Stated task ▸ Show only lines that include "title".
-- Start --
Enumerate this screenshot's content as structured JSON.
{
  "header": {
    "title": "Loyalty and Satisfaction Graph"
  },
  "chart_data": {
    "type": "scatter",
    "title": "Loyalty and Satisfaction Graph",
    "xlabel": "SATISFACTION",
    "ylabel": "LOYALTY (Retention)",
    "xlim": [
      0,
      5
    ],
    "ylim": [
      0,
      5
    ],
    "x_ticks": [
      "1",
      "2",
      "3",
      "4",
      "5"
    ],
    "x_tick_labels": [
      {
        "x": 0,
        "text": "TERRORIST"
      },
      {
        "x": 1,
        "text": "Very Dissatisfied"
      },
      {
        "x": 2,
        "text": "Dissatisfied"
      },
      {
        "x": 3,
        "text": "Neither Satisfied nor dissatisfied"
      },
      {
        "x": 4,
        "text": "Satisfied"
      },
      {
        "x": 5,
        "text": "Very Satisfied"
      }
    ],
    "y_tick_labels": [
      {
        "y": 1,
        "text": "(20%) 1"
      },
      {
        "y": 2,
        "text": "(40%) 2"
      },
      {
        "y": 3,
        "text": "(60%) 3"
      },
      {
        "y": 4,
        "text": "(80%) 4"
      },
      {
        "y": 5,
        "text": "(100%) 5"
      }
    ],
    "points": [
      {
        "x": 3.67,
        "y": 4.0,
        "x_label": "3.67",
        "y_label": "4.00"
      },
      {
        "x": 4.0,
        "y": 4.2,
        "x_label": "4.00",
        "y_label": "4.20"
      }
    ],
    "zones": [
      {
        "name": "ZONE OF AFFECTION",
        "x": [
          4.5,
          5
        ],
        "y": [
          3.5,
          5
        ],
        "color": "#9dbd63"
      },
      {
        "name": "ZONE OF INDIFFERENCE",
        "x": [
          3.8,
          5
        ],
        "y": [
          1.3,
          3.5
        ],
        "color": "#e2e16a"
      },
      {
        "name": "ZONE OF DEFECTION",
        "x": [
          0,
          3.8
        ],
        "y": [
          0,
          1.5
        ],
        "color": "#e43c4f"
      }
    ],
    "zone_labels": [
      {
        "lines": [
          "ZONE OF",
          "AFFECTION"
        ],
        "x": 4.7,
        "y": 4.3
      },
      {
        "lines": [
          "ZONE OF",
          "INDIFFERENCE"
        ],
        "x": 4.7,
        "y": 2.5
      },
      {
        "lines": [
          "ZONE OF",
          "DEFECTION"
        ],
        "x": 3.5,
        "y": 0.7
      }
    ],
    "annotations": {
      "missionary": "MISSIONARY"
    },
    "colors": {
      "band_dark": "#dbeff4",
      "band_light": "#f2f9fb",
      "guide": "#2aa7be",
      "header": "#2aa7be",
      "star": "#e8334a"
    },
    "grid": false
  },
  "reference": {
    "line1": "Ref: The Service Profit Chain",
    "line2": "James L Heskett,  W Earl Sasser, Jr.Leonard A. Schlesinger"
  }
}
-- End --
Result ▸
    "title": "Loyalty and Satisfaction Graph"
    "title": "Loyalty and Satisfaction Graph",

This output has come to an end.